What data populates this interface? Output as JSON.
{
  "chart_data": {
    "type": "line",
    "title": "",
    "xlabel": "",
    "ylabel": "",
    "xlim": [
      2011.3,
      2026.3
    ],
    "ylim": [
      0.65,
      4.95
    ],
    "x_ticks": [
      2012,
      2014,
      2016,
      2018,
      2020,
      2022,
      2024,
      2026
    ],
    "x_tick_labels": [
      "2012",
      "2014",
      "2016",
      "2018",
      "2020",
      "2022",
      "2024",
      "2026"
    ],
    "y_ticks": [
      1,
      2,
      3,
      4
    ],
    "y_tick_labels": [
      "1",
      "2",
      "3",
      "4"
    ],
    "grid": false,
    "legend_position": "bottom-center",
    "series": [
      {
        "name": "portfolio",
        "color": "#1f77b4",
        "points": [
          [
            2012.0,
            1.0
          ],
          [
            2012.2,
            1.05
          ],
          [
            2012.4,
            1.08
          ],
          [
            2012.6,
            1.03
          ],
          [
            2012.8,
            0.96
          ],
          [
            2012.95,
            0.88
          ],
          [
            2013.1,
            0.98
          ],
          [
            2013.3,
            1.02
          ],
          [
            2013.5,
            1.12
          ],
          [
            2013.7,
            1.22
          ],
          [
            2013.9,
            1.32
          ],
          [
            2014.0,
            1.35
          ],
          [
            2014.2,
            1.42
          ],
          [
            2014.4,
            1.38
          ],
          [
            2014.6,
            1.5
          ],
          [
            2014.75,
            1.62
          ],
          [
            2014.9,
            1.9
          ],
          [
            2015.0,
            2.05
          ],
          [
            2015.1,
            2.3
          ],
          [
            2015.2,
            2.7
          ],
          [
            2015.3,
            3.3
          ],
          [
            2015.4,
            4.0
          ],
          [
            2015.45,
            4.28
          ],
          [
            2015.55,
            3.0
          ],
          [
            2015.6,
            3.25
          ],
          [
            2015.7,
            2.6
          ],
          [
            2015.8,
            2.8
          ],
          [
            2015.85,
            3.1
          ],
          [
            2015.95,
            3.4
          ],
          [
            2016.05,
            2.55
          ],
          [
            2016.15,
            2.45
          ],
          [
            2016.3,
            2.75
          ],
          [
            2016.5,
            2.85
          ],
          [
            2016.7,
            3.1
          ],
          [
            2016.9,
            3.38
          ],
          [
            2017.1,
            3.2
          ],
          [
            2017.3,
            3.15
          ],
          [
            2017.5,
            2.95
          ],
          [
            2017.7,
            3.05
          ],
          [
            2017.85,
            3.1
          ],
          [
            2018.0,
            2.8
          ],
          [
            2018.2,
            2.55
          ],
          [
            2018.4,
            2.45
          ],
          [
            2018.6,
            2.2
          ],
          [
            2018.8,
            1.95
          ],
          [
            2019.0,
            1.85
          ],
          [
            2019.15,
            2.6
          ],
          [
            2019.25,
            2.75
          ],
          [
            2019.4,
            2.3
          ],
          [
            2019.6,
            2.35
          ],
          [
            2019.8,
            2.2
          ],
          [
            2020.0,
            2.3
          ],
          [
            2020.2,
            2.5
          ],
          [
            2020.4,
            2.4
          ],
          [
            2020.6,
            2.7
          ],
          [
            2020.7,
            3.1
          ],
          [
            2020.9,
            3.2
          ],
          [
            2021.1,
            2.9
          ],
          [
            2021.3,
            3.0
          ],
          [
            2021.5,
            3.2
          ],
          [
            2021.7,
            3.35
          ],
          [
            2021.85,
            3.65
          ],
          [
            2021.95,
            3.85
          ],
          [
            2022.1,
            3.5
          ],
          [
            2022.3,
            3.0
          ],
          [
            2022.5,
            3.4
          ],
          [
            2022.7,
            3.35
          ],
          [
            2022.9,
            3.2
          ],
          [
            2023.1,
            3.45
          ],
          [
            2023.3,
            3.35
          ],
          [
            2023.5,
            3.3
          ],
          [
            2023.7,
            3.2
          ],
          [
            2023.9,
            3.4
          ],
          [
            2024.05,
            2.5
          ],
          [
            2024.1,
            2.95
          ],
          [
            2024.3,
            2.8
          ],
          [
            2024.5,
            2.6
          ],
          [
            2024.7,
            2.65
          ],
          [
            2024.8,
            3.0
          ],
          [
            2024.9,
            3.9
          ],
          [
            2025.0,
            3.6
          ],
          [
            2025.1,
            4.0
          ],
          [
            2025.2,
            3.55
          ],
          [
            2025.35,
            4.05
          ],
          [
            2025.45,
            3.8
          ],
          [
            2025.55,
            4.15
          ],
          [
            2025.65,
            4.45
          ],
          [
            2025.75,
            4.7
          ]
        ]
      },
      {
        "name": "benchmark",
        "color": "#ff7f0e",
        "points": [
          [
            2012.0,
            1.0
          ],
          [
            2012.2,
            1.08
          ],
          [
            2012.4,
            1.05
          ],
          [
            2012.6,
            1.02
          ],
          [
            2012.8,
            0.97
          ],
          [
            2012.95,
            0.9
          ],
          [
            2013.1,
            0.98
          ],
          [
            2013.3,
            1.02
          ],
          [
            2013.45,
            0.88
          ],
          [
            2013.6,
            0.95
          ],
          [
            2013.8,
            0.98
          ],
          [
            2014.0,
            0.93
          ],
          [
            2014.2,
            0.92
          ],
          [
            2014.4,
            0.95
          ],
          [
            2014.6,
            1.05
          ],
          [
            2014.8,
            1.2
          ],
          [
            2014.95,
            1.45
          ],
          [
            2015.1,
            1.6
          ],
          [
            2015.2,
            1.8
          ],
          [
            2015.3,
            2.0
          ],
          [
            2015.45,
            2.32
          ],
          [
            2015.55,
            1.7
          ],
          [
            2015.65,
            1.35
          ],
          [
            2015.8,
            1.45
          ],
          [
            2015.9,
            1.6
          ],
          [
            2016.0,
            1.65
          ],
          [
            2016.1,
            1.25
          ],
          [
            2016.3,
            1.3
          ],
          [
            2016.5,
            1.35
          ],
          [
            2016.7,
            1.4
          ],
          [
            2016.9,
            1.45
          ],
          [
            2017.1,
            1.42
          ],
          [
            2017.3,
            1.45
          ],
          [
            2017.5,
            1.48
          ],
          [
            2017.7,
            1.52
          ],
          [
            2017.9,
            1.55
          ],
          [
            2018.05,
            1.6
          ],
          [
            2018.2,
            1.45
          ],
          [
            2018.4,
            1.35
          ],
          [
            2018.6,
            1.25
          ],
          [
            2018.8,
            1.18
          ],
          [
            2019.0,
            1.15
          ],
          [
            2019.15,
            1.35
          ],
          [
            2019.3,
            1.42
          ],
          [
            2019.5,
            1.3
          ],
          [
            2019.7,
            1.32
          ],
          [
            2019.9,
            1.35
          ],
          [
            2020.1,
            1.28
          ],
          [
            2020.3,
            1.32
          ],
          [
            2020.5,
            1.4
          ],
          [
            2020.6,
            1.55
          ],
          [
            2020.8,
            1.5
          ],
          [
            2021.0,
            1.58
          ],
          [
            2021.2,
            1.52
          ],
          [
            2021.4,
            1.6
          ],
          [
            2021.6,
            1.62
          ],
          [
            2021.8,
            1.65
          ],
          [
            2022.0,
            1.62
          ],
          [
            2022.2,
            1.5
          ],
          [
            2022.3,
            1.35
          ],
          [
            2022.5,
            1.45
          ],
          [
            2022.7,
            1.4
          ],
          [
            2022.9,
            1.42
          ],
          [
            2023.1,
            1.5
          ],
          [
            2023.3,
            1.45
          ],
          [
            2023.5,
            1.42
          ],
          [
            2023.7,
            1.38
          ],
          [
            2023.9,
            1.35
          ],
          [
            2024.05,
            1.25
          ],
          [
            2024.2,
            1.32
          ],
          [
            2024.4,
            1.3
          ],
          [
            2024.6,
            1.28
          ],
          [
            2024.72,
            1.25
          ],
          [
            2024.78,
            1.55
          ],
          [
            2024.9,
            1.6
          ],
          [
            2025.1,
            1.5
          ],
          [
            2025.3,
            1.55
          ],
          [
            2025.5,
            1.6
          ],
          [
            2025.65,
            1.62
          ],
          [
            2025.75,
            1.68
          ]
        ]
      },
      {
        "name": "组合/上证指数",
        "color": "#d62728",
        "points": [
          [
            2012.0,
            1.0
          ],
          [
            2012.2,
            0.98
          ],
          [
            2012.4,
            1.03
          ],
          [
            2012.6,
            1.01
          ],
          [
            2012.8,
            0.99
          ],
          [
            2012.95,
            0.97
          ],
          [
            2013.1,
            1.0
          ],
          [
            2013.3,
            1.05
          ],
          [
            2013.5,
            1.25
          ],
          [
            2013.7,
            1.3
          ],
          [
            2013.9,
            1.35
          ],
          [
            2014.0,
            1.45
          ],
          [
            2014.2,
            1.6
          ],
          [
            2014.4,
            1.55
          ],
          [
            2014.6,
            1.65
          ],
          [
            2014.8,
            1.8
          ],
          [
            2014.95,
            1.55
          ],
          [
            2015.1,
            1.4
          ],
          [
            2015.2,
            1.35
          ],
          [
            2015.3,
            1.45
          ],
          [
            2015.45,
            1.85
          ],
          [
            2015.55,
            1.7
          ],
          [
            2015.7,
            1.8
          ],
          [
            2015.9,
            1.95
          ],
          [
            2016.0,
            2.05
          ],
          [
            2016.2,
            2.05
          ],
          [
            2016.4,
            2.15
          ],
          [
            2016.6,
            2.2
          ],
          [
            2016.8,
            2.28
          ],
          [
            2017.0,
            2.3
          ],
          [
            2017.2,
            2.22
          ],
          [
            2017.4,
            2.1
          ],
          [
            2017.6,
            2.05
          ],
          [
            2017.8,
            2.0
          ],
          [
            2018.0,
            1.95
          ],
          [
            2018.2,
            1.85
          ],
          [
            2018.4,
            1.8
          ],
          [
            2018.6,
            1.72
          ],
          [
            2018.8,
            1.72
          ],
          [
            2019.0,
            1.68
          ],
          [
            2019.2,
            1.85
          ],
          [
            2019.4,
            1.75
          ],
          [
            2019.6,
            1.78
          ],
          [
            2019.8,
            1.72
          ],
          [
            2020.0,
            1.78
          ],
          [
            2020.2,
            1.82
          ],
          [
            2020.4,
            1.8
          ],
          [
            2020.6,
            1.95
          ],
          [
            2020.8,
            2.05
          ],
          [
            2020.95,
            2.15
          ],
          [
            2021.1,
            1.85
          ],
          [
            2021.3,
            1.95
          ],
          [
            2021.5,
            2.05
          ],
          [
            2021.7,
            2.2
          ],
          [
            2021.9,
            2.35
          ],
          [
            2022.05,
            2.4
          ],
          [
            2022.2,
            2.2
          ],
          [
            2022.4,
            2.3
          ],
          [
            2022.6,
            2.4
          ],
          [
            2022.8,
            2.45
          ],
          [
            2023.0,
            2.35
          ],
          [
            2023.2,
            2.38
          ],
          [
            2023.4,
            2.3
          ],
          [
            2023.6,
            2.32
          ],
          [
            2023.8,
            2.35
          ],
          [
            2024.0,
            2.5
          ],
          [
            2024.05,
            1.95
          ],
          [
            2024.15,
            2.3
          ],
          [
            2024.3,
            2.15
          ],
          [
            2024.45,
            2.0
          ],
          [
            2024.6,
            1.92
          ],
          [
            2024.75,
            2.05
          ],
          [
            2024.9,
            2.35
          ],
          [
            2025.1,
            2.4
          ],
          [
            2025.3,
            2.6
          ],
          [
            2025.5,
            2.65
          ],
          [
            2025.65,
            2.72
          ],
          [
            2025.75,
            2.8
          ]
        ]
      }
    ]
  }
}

# # # #

### Problem to solve
Where a line in the material above holds "color", copy that line.

### Result for this task
        "color": "#1f77b4",
        "color": "#ff7f0e",
        "color": "#d62728",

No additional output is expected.